Stored records:
======
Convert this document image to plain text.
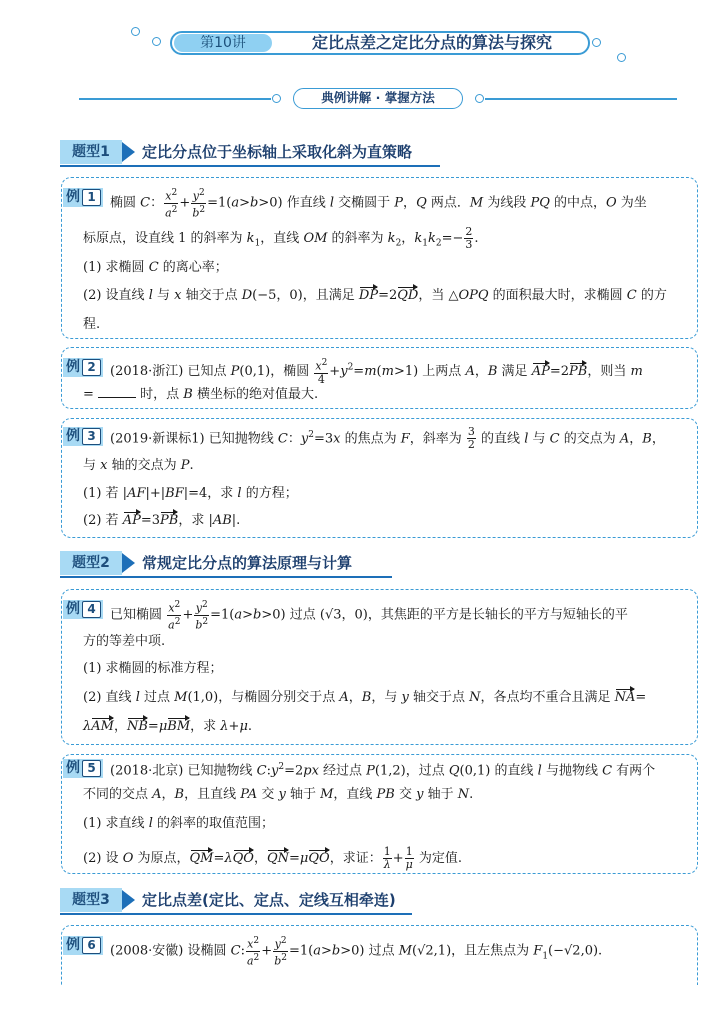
第10讲	定比点差之定比分点的算法与探究
典例讲解 · 掌握方法
题型1	定比分点位于坐标轴上采取化斜为直策略
例 1	椭圆 C： $\frac{x^2}{a^2} + \frac{y^2}{b^2} =1(a>b>0)$ 作直线 l 交椭圆于 P，Q 两点．M 为线段 PQ 的中点，O 为坐
标原点，设直线 1 的斜率为 $k_1$，直线 OM 的斜率为 $k_2$，$k_1k_2=- \frac{2}{3}$ .
(1) 求椭圆 C 的离心率；
(2) 设直线 l 与 x 轴交于点 D(−5，0)，且满足 DP=2QD，当 △OPQ 的面积最大时，求椭圆 C 的方
程.
例 2	(2018·浙江) 已知点 P(0,1)，椭圆 $\frac{x^2}{4} +y^2=m(m>1)$ 上两点 A，B 满足 AP=2PB，则当 m
=	时，点 B 横坐标的绝对值最大.
例 3	(2019·新课标1) 已知抛物线 C：$y^2=3x$ 的焦点为 F，斜率为 $\frac{3}{2}$ 的直线 l 与 C 的交点为 A，B，
与 x 轴的交点为 P.
(1) 若 |AF|+|BF|=4，求 l 的方程；
(2) 若 AP=3PB，求 |AB|.
题型2	常规定比分点的算法原理与计算
例 4	已知椭圆 $\frac{x^2}{a^2} + \frac{y^2}{b^2} =1(a>b>0)$ 过点 (√3，0)，其焦距的平方是长轴长的平方与短轴长的平
方的等差中项.
(1) 求椭圆的标准方程；
(2) 直线 l 过点 M(1,0)，与椭圆分别交于点 A，B，与 y 轴交于点 N，各点均不重合且满足 NA=
λAM，NB=μBM，求 λ+μ.
例 5	(2018·北京) 已知抛物线 $C:y^2=2px$ 经过点 P(1,2)，过点 Q(0,1) 的直线 l 与抛物线 C 有两个
不同的交点 A，B，且直线 PA 交 y 轴于 M，直线 PB 交 y 轴于 N.
(1) 求直线 l 的斜率的取值范围；
(2) 设 O 为原点，QM=λQO，QN=μQO，求证： $\frac{1}{\lambda} + \frac{1}{\mu}$ 为定值.
题型3	定比点差(定比、定点、定线互相牵连)
例 6	(2008·安徽) 设椭圆 C: $\frac{x^2}{a^2} + \frac{y^2}{b^2} =1(a>b>0)$ 过点 M(√2,1)，且左焦点为 $F_1(-√2,0)$.
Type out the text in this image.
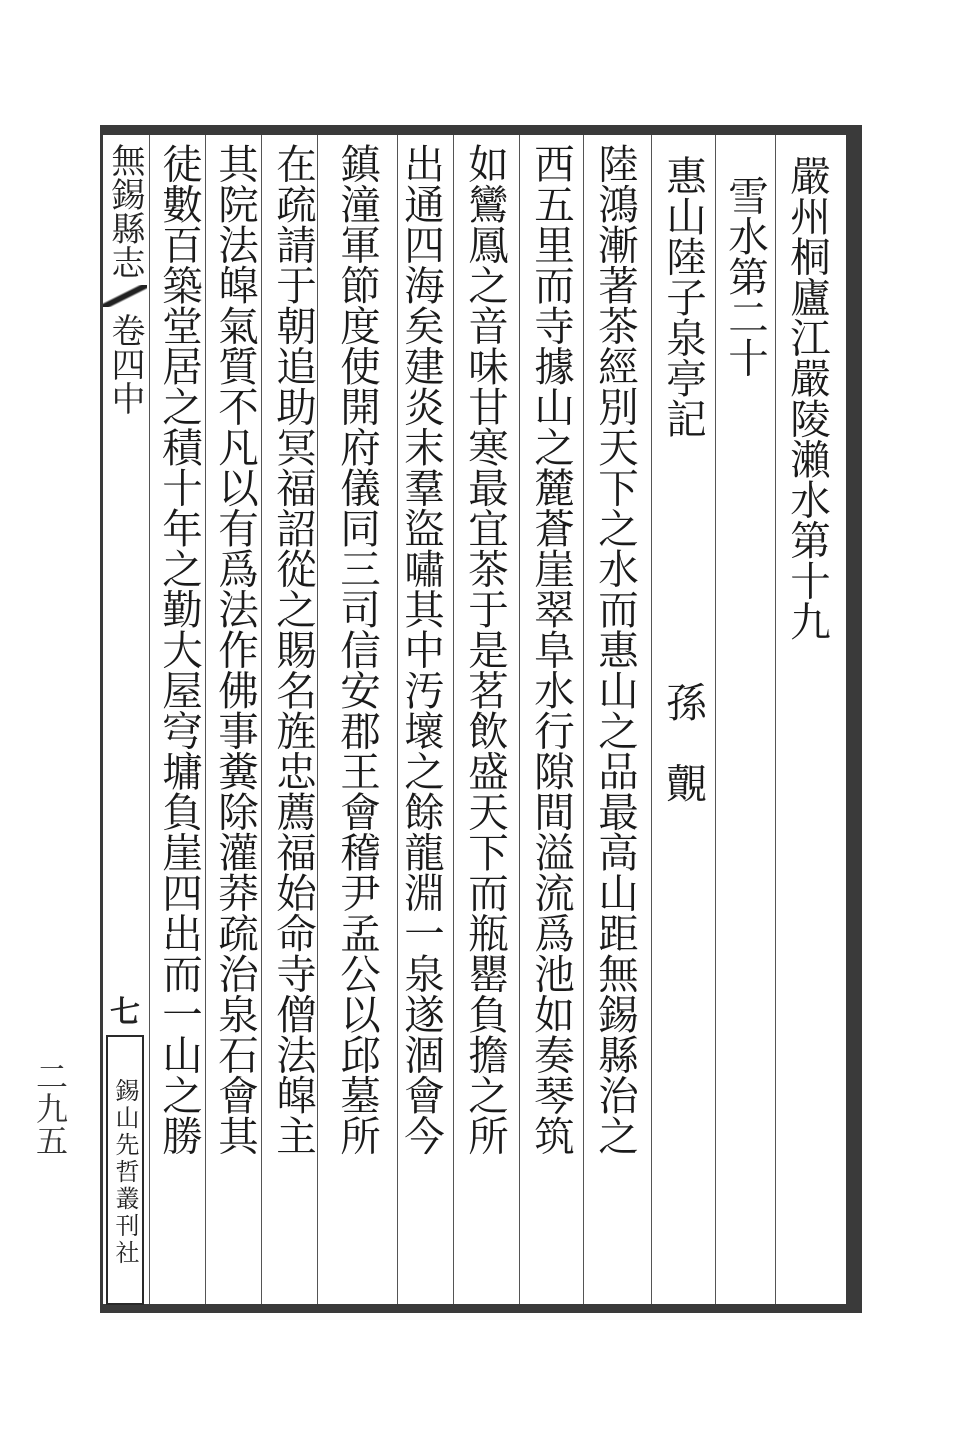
無錫縣志卷四中
七
錫山先哲叢刊社
徒數百築堂居之積十年之勤大屋穹墉負崖四出而一山之勝 其院法皡氣質不凡以有爲法作佛事糞除灌莽疏治泉石會其 在疏請于朝追助冥福詔從之賜名旌忠薦福始命寺僧法皡主 鎮潼軍節度使開府儀同三司信安郡王會稽尹孟公以邱墓所 出通四海矣建炎末羣盜嘯其中汚壞之餘龍淵一泉遂涸會今 如鸞鳳之音味甘寒最宜茶于是茗飲盛天下而瓶罌負擔之所 西五里而寺據山之麓蒼崖翠阜水行隙間溢流爲池如奏琴筑 陸鴻漸著茶經別天下之水而惠山之品最高山距無錫縣治之 惠山陸子泉亭記　　　　　　孫　覿 雪水第二十 嚴州桐廬江嚴陵瀨水第十九
二九五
======
Aim of the exercise. Using the material above, return every line exactly as it appears, minus the pictures.

Response.
Convert this document image to plain text.
第10讲	定比点差之定比分点的算法与探究
典例讲解 · 掌握方法
题型1	定比分点位于坐标轴上采取化斜为直策略
例 1	椭圆 C： $\frac{x^2}{a^2} + \frac{y^2}{b^2} =1(a>b>0)$ 作直线 l 交椭圆于 P，Q 两点．M 为线段 PQ 的中点，O 为坐
标原点，设直线 1 的斜率为 $k_1$，直线 OM 的斜率为 $k_2$，$k_1k_2=- \frac{2}{3}$ .
(1) 求椭圆 C 的离心率；
(2) 设直线 l 与 x 轴交于点 D(−5，0)，且满足 DP=2QD，当 △OPQ 的面积最大时，求椭圆 C 的方
程.
例 2	(2018·浙江) 已知点 P(0,1)，椭圆 $\frac{x^2}{4} +y^2=m(m>1)$ 上两点 A，B 满足 AP=2PB，则当 m
=	时，点 B 横坐标的绝对值最大.
例 3	(2019·新课标1) 已知抛物线 C：$y^2=3x$ 的焦点为 F，斜率为 $\frac{3}{2}$ 的直线 l 与 C 的交点为 A，B，
与 x 轴的交点为 P.
(1) 若 |AF|+|BF|=4，求 l 的方程；
(2) 若 AP=3PB，求 |AB|.
题型2	常规定比分点的算法原理与计算
例 4	已知椭圆 $\frac{x^2}{a^2} + \frac{y^2}{b^2} =1(a>b>0)$ 过点 (√3，0)，其焦距的平方是长轴长的平方与短轴长的平
方的等差中项.
(1) 求椭圆的标准方程；
(2) 直线 l 过点 M(1,0)，与椭圆分别交于点 A，B，与 y 轴交于点 N，各点均不重合且满足 NA=
λAM，NB=μBM，求 λ+μ.
例 5	(2018·北京) 已知抛物线 $C:y^2=2px$ 经过点 P(1,2)，过点 Q(0,1) 的直线 l 与抛物线 C 有两个
不同的交点 A，B，且直线 PA 交 y 轴于 M，直线 PB 交 y 轴于 N.
(1) 求直线 l 的斜率的取值范围；
(2) 设 O 为原点，QM=λQO，QN=μQO，求证： $\frac{1}{\lambda} + \frac{1}{\mu}$ 为定值.
题型3	定比点差(定比、定点、定线互相牵连)
例 6	(2008·安徽) 设椭圆 C: $\frac{x^2}{a^2} + \frac{y^2}{b^2} =1(a>b>0)$ 过点 M(√2,1)，且左焦点为 $F_1(-√2,0)$.
Type out the text in this image.
無錫縣志卷四中
七
錫山先哲叢刊社
徒數百築堂居之積十年之勤大屋穹墉負崖四出而一山之勝 其院法皡氣質不凡以有爲法作佛事糞除灌莽疏治泉石會其 在疏請于朝追助冥福詔從之賜名旌忠薦福始命寺僧法皡主 鎮潼軍節度使開府儀同三司信安郡王會稽尹孟公以邱墓所 出通四海矣建炎末羣盜嘯其中汚壞之餘龍淵一泉遂涸會今 如鸞鳳之音味甘寒最宜茶于是茗飲盛天下而瓶罌負擔之所 西五里而寺據山之麓蒼崖翠阜水行隙間溢流爲池如奏琴筑 陸鴻漸著茶經別天下之水而惠山之品最高山距無錫縣治之 惠山陸子泉亭記　　　　　　孫　覿 雪水第二十 嚴州桐廬江嚴陵瀨水第十九
二九五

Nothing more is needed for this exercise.